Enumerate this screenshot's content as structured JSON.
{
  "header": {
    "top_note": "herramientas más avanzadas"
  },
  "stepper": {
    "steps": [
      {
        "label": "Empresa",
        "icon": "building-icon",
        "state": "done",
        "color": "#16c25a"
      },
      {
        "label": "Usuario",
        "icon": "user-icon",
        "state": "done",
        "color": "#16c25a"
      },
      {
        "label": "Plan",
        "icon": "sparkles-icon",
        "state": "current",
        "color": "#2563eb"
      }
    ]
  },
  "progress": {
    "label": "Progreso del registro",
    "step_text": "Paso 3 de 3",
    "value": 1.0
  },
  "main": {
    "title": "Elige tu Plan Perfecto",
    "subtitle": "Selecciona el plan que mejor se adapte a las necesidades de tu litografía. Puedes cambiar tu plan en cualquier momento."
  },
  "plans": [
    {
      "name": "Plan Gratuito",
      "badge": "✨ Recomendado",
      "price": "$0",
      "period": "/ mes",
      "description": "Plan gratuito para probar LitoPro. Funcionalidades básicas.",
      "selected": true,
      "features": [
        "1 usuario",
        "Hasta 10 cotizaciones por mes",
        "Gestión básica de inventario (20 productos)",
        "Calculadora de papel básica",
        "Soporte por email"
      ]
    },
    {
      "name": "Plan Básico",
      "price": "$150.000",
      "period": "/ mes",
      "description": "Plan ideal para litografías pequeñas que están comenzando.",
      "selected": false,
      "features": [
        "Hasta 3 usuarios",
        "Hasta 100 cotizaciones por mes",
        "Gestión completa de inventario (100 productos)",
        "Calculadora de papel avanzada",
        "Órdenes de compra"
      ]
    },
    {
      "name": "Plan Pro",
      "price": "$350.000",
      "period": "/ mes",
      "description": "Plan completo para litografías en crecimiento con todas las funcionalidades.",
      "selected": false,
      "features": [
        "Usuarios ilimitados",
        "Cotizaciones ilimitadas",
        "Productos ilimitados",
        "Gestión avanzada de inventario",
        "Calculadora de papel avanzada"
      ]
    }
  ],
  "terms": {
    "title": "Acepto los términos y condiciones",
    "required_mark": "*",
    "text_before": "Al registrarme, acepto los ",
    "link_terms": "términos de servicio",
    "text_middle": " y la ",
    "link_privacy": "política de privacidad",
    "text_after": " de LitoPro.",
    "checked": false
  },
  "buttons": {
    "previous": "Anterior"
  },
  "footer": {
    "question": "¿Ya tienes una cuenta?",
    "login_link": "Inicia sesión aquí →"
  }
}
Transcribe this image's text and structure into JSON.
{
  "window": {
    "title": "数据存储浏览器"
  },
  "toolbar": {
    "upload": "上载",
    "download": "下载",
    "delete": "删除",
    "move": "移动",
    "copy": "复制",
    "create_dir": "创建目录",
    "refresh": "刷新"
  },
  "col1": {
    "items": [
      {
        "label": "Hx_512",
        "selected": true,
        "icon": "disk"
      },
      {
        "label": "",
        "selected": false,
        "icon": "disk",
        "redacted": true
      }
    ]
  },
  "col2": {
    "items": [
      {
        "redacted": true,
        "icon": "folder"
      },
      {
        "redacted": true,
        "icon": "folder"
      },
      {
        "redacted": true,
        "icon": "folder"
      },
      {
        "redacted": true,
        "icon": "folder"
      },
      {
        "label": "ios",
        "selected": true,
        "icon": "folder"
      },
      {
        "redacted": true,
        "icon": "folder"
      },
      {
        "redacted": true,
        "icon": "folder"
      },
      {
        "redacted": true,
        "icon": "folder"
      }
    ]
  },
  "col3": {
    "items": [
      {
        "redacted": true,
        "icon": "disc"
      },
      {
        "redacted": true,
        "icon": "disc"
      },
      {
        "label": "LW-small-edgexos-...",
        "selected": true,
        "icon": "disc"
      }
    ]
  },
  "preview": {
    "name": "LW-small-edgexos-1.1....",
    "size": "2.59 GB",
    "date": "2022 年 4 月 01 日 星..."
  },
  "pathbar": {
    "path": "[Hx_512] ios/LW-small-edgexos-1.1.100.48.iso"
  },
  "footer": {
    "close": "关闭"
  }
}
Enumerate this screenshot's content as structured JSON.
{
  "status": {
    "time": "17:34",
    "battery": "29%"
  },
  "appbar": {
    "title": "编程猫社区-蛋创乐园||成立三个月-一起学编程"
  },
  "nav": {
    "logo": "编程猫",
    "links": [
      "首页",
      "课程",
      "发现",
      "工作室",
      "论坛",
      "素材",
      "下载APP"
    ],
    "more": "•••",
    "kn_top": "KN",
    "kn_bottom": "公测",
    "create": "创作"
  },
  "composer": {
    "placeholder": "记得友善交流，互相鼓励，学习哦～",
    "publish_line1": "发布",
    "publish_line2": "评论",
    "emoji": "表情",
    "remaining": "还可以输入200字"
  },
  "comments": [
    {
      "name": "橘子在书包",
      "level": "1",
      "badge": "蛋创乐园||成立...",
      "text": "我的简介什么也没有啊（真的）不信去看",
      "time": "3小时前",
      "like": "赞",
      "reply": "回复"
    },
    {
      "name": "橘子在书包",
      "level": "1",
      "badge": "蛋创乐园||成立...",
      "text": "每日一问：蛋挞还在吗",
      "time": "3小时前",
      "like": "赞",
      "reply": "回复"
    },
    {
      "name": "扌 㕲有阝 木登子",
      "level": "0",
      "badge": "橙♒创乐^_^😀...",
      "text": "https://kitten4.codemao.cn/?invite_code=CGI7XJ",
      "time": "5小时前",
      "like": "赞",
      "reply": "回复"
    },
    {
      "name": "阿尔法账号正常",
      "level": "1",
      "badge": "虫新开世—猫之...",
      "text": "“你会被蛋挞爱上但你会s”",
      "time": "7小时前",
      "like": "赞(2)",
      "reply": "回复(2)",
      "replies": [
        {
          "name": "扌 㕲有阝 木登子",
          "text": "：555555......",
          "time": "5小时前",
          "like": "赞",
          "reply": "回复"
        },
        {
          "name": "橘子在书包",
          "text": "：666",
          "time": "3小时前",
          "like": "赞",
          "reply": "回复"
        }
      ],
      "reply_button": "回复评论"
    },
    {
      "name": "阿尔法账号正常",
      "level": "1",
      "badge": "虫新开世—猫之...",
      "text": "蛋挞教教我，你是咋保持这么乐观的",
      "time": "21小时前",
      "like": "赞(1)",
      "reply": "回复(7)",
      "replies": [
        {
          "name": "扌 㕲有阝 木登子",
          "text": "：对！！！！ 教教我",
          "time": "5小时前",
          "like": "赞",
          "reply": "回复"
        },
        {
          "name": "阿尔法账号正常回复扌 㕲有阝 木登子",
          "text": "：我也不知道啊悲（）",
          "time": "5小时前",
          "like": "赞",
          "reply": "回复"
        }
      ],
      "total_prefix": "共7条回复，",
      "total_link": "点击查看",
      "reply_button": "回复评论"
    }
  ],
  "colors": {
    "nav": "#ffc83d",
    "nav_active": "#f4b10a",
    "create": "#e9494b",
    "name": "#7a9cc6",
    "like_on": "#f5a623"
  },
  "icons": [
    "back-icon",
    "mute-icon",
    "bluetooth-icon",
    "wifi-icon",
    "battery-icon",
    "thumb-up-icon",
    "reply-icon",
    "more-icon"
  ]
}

Directions:
From the listing above, extract every line exactly as it stands.

Expected answer:
Enumerate this screenshot's content as structured JSON.
{
  "header": {
    "top_note": "herramientas más avanzadas"
  },
  "stepper": {
    "steps": [
      {
        "label": "Empresa",
        "icon": "building-icon",
        "state": "done",
        "color": "#16c25a"
      },
      {
        "label": "Usuario",
        "icon": "user-icon",
        "state": "done",
        "color": "#16c25a"
      },
      {
        "label": "Plan",
        "icon": "sparkles-icon",
        "state": "current",
        "color": "#2563eb"
      }
    ]
  },
  "progress": {
    "label": "Progreso del registro",
    "step_text": "Paso 3 de 3",
    "value": 1.0
  },
  "main": {
    "title": "Elige tu Plan Perfecto",
    "subtitle": "Selecciona el plan que mejor se adapte a las necesidades de tu litografía. Puedes cambiar tu plan en cualquier momento."
  },
  "plans": [
    {
      "name": "Plan Gratuito",
      "badge": "✨ Recomendado",
      "price": "$0",
      "period": "/ mes",
      "description": "Plan gratuito para probar LitoPro. Funcionalidades básicas.",
      "selected": true,
      "features": [
        "1 usuario",
        "Hasta 10 cotizaciones por mes",
        "Gestión básica de inventario (20 productos)",
        "Calculadora de papel básica",
        "Soporte por email"
      ]
    },
    {
      "name": "Plan Básico",
      "price": "$150.000",
      "period": "/ mes",
      "description": "Plan ideal para litografías pequeñas que están comenzando.",
      "selected": false,
      "features": [
        "Hasta 3 usuarios",
        "Hasta 100 cotizaciones por mes",
        "Gestión completa de inventario (100 productos)",
        "Calculadora de papel avanzada",
        "Órdenes de compra"
      ]
    },
    {
      "name": "Plan Pro",
      "price": "$350.000",
      "period": "/ mes",
      "description": "Plan completo para litografías en crecimiento con todas las funcionalidades.",
      "selected": false,
      "features": [
        "Usuarios ilimitados",
        "Cotizaciones ilimitadas",
        "Productos ilimitados",
        "Gestión avanzada de inventario",
        "Calculadora de papel avanzada"
      ]
    }
  ],
  "terms": {
    "title": "Acepto los términos y condiciones",
    "required_mark": "*",
    "text_before": "Al registrarme, acepto los ",
    "link_terms": "términos de servicio",
    "text_middle": " y la ",
    "link_privacy": "política de privacidad",
    "text_after": " de LitoPro.",
    "checked": false
  },
  "buttons": {
    "previous": "Anterior"
  },
  "footer": {
    "question": "¿Ya tienes una cuenta?",
    "login_link": "Inicia sesión aquí →"
  }
}
Transcribe this image's text and structure into JSON.
{
  "window": {
    "title": "数据存储浏览器"
  },
  "toolbar": {
    "upload": "上载",
    "download": "下载",
    "delete": "删除",
    "move": "移动",
    "copy": "复制",
    "create_dir": "创建目录",
    "refresh": "刷新"
  },
  "col1": {
    "items": [
      {
        "label": "Hx_512",
        "selected": true,
        "icon": "disk"
      },
      {
        "label": "",
        "selected": false,
        "icon": "disk",
        "redacted": true
      }
    ]
  },
  "col2": {
    "items": [
      {
        "redacted": true,
        "icon": "folder"
      },
      {
        "redacted": true,
        "icon": "folder"
      },
      {
        "redacted": true,
        "icon": "folder"
      },
      {
        "redacted": true,
        "icon": "folder"
      },
      {
        "label": "ios",
        "selected": true,
        "icon": "folder"
      },
      {
        "redacted": true,
        "icon": "folder"
      },
      {
        "redacted": true,
        "icon": "folder"
      },
      {
        "redacted": true,
        "icon": "folder"
      }
    ]
  },
  "col3": {
    "items": [
      {
        "redacted": true,
        "icon": "disc"
      },
      {
        "redacted": true,
        "icon": "disc"
      },
      {
        "label": "LW-small-edgexos-...",
        "selected": true,
        "icon": "disc"
      }
    ]
  },
  "preview": {
    "name": "LW-small-edgexos-1.1....",
    "size": "2.59 GB",
    "date": "2022 年 4 月 01 日 星..."
  },
  "pathbar": {
    "path": "[Hx_512] ios/LW-small-edgexos-1.1.100.48.iso"
  },
  "footer": {
    "close": "关闭"
  }
}
Enumerate this screenshot's content as structured JSON.
{
  "status": {
    "time": "17:34",
    "battery": "29%"
  },
  "appbar": {
    "title": "编程猫社区-蛋创乐园||成立三个月-一起学编程"
  },
  "nav": {
    "logo": "编程猫",
    "links": [
      "首页",
      "课程",
      "发现",
      "工作室",
      "论坛",
      "素材",
      "下载APP"
    ],
    "more": "•••",
    "kn_top": "KN",
    "kn_bottom": "公测",
    "create": "创作"
  },
  "composer": {
    "placeholder": "记得友善交流，互相鼓励，学习哦～",
    "publish_line1": "发布",
    "publish_line2": "评论",
    "emoji": "表情",
    "remaining": "还可以输入200字"
  },
  "comments": [
    {
      "name": "橘子在书包",
      "level": "1",
      "badge": "蛋创乐园||成立...",
      "text": "我的简介什么也没有啊（真的）不信去看",
      "time": "3小时前",
      "like": "赞",
      "reply": "回复"
    },
    {
      "name": "橘子在书包",
      "level": "1",
      "badge": "蛋创乐园||成立...",
      "text": "每日一问：蛋挞还在吗",
      "time": "3小时前",
      "like": "赞",
      "reply": "回复"
    },
    {
      "name": "扌 㕲有阝 木登子",
      "level": "0",
      "badge": "橙♒创乐^_^😀...",
      "text": "https://kitten4.codemao.cn/?invite_code=CGI7XJ",
      "time": "5小时前",
      "like": "赞",
      "reply": "回复"
    },
    {
      "name": "阿尔法账号正常",
      "level": "1",
      "badge": "虫新开世—猫之...",
      "text": "“你会被蛋挞爱上但你会s”",
      "time": "7小时前",
      "like": "赞(2)",
      "reply": "回复(2)",
      "replies": [
        {
          "name": "扌 㕲有阝 木登子",
          "text": "：555555......",
          "time": "5小时前",
          "like": "赞",
          "reply": "回复"
        },
        {
          "name": "橘子在书包",
          "text": "：666",
          "time": "3小时前",
          "like": "赞",
          "reply": "回复"
        }
      ],
      "reply_button": "回复评论"
    },
    {
      "name": "阿尔法账号正常",
      "level": "1",
      "badge": "虫新开世—猫之...",
      "text": "蛋挞教教我，你是咋保持这么乐观的",
      "time": "21小时前",
      "like": "赞(1)",
      "reply": "回复(7)",
      "replies": [
        {
          "name": "扌 㕲有阝 木登子",
          "text": "：对！！！！ 教教我",
          "time": "5小时前",
          "like": "赞",
          "reply": "回复"
        },
        {
          "name": "阿尔法账号正常回复扌 㕲有阝 木登子",
          "text": "：我也不知道啊悲（）",
          "time": "5小时前",
          "like": "赞",
          "reply": "回复"
        }
      ],
      "total_prefix": "共7条回复，",
      "total_link": "点击查看",
      "reply_button": "回复评论"
    }
  ],
  "colors": {
    "nav": "#ffc83d",
    "nav_active": "#f4b10a",
    "create": "#e9494b",
    "name": "#7a9cc6",
    "like_on": "#f5a623"
  },
  "icons": [
    "back-icon",
    "mute-icon",
    "bluetooth-icon",
    "wifi-icon",
    "battery-icon",
    "thumb-up-icon",
    "reply-icon",
    "more-icon"
  ]
}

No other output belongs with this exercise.